Begin DATA PROVIDED
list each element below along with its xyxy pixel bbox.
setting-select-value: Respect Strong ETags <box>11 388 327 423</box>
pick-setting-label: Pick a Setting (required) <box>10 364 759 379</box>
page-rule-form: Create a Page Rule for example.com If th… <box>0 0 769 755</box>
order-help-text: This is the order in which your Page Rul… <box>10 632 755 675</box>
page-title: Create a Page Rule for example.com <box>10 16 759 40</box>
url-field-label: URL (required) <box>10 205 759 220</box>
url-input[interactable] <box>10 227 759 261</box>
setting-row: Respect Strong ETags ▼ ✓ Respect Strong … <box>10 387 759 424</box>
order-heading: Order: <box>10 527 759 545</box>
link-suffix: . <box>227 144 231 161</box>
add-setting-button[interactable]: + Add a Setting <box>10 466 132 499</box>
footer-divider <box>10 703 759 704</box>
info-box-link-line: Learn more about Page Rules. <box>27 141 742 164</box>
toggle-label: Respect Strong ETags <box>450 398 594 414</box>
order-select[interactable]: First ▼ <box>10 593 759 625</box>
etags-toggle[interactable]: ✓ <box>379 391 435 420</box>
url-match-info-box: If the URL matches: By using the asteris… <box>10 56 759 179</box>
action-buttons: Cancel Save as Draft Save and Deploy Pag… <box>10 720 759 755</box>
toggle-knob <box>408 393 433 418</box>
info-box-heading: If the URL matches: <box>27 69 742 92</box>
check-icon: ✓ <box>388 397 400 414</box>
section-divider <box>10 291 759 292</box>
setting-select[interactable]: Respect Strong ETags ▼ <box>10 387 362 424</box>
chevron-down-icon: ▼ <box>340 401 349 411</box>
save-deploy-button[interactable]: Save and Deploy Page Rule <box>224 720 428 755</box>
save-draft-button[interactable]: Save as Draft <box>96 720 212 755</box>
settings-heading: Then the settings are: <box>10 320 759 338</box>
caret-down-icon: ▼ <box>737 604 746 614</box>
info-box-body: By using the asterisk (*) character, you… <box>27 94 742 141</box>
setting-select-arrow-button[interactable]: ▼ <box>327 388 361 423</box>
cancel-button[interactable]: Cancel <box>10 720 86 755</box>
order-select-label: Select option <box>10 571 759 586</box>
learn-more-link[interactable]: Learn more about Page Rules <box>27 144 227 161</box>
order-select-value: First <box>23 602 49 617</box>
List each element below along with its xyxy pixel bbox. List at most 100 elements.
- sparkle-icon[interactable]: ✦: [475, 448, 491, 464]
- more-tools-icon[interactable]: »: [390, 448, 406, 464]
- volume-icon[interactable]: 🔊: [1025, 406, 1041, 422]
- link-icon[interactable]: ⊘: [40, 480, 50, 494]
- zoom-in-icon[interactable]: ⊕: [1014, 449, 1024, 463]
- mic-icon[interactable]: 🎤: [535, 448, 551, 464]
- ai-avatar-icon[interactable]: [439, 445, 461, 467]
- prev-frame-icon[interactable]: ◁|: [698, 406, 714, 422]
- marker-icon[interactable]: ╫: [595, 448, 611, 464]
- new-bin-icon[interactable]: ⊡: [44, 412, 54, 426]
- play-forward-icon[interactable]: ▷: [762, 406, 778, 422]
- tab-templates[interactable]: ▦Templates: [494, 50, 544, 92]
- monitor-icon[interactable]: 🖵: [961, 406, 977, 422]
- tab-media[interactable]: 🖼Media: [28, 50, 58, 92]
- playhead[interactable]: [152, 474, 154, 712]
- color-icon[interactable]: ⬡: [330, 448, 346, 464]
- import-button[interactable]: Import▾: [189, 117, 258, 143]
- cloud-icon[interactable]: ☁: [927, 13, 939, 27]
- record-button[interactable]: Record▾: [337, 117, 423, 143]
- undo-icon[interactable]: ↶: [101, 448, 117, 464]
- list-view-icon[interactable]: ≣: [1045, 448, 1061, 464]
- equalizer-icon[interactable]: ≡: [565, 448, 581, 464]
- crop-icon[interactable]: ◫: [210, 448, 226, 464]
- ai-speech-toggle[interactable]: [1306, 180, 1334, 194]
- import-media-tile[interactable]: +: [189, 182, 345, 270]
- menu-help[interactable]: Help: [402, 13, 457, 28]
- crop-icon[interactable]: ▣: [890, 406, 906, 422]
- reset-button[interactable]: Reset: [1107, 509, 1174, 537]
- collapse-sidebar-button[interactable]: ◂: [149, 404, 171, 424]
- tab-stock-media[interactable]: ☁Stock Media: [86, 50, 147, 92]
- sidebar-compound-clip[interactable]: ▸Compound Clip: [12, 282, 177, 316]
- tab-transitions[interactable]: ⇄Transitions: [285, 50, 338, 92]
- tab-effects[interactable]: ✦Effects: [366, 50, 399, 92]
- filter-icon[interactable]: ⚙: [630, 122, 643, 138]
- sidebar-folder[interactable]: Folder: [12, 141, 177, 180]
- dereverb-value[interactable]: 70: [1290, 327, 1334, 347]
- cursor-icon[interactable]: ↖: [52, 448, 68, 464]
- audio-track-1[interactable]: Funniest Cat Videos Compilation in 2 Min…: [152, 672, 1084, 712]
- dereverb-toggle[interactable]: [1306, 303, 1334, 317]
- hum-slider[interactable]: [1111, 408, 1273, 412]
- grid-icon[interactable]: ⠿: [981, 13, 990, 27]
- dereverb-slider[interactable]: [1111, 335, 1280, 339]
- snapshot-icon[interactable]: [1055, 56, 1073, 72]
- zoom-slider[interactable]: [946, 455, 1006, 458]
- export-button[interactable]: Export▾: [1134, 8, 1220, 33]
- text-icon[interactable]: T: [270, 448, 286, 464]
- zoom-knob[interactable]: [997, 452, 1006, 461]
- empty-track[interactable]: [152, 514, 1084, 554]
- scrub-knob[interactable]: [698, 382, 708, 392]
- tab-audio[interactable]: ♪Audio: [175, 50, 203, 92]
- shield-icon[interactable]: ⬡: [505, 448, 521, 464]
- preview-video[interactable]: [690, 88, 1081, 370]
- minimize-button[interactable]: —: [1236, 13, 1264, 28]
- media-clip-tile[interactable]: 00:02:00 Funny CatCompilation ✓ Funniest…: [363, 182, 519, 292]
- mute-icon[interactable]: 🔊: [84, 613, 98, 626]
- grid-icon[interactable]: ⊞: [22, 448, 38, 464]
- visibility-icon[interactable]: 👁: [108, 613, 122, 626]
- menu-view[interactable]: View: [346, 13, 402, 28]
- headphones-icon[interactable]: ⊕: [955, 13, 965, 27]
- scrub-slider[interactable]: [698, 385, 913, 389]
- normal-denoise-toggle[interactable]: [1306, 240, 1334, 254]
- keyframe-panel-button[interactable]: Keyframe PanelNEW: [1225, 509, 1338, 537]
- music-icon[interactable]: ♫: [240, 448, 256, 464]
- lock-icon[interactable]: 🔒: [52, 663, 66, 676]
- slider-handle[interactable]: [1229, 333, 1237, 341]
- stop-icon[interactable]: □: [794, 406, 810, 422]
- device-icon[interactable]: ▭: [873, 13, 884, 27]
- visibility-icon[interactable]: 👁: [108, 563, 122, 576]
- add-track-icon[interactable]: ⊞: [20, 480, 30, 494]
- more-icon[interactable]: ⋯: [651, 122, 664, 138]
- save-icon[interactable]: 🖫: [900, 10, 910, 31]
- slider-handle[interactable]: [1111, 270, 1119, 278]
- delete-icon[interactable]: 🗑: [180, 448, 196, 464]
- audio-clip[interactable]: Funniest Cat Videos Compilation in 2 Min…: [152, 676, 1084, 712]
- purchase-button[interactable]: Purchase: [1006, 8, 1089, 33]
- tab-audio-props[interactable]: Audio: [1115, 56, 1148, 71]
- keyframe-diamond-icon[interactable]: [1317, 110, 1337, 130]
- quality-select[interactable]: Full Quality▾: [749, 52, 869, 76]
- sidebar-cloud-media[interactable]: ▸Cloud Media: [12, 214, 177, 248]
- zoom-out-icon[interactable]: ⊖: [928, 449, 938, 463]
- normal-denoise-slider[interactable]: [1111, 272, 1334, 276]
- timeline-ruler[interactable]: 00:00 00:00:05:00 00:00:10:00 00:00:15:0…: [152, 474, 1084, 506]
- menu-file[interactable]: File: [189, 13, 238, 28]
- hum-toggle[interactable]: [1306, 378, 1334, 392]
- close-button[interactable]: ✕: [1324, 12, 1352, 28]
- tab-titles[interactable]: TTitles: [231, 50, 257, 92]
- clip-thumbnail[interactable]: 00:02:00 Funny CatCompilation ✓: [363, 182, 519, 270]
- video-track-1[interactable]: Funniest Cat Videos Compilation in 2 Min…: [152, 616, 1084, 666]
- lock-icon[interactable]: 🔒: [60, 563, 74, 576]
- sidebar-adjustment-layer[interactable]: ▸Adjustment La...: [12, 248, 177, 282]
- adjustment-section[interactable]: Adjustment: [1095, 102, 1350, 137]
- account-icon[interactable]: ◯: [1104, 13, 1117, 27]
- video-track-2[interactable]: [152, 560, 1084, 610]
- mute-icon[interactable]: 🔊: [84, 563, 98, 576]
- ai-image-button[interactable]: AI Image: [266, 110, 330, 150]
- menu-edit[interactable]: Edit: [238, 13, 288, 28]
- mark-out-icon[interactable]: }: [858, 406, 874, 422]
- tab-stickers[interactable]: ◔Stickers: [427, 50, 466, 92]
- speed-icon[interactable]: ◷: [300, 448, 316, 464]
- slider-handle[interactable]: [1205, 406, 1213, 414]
End DATA PROVIDED
TASK:
Reproduce the records word for word, starting at their first line and ending after the line that contains "order-help-text: This is".

REPLY:
list each element below along with its xyxy pixel bbox.
setting-select-value: Respect Strong ETags <box>11 388 327 423</box>
pick-setting-label: Pick a Setting (required) <box>10 364 759 379</box>
page-rule-form: Create a Page Rule for example.com If th… <box>0 0 769 755</box>
order-help-text: This is the order in which your Page Rul… <box>10 632 755 675</box>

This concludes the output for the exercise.